Which lines in the data below contain the word "text"? Copy each of them.

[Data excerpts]
______________________________

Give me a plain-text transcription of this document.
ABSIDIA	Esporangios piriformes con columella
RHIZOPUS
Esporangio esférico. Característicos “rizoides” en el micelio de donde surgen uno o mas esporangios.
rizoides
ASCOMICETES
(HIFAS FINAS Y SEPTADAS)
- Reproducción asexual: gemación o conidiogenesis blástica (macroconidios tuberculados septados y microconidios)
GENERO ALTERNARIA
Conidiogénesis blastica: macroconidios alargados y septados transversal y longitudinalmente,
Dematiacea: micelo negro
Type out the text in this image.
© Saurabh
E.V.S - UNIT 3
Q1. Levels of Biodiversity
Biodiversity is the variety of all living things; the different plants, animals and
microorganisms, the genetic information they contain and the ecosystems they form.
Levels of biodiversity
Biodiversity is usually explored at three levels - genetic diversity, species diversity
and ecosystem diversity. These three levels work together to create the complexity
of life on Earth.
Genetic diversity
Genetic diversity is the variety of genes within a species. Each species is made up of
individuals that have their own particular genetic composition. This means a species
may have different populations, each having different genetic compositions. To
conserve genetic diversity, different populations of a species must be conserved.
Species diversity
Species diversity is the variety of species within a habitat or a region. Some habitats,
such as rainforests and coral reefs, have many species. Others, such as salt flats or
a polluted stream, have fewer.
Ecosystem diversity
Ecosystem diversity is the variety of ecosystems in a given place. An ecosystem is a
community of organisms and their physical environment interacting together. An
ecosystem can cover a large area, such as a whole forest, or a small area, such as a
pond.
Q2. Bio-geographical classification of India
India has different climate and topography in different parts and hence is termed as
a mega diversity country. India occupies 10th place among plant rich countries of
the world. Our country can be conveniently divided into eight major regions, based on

______________________________

◆ **WRITTEN SOLUTION**
Give me a plain-text transcription of this document.
Type out the text in this image.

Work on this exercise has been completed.